◆ The task:
Every entry below should be transcribed exactly; pictures stay out of the copy.

## start

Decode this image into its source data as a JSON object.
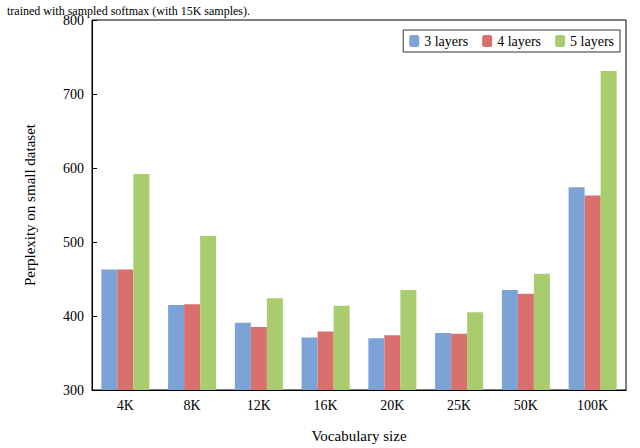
{
  "chart_data": {
    "type": "bar",
    "title": "trained with sampled softmax (with 15K samples).",
    "x_label": "Vocabulary size",
    "y_label": "Perplexity on small dataset",
    "categories": [
      "4K",
      "8K",
      "12K",
      "16K",
      "20K",
      "25K",
      "50K",
      "100K"
    ],
    "series": [
      {
        "name": "3 layers",
        "color": "#7ba3d6",
        "values": [
          463,
          415,
          391,
          371,
          370,
          377,
          435,
          574
        ]
      },
      {
        "name": "4 layers",
        "color": "#d9706e",
        "values": [
          463,
          416,
          385,
          379,
          374,
          376,
          430,
          563
        ]
      },
      {
        "name": "5 layers",
        "color": "#a9cc6f",
        "values": [
          592,
          508,
          424,
          414,
          435,
          405,
          457,
          731
        ]
      }
    ],
    "ylim": [
      300,
      800
    ],
    "yticks": [
      300,
      400,
      500,
      600,
      700
    ],
    "grid": false,
    "legend": "top-right"
  }
}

## end

◆ Answer to this task:
Decode this image into its source data as a JSON object.
{
  "chart_data": {
    "type": "bar",
    "title": "trained with sampled softmax (with 15K samples).",
    "x_label": "Vocabulary size",
    "y_label": "Perplexity on small dataset",
    "categories": [
      "4K",
      "8K",
      "12K",
      "16K",
      "20K",
      "25K",
      "50K",
      "100K"
    ],
    "series": [
      {
        "name": "3 layers",
        "color": "#7ba3d6",
        "values": [
          463,
          415,
          391,
          371,
          370,
          377,
          435,
          574
        ]
      },
      {
        "name": "4 layers",
        "color": "#d9706e",
        "values": [
          463,
          416,
          385,
          379,
          374,
          376,
          430,
          563
        ]
      },
      {
        "name": "5 layers",
        "color": "#a9cc6f",
        "values": [
          592,
          508,
          424,
          414,
          435,
          405,
          457,
          731
        ]
      }
    ],
    "ylim": [
      300,
      800
    ],
    "yticks": [
      300,
      400,
      500,
      600,
      700
    ],
    "grid": false,
    "legend": "top-right"
  }
}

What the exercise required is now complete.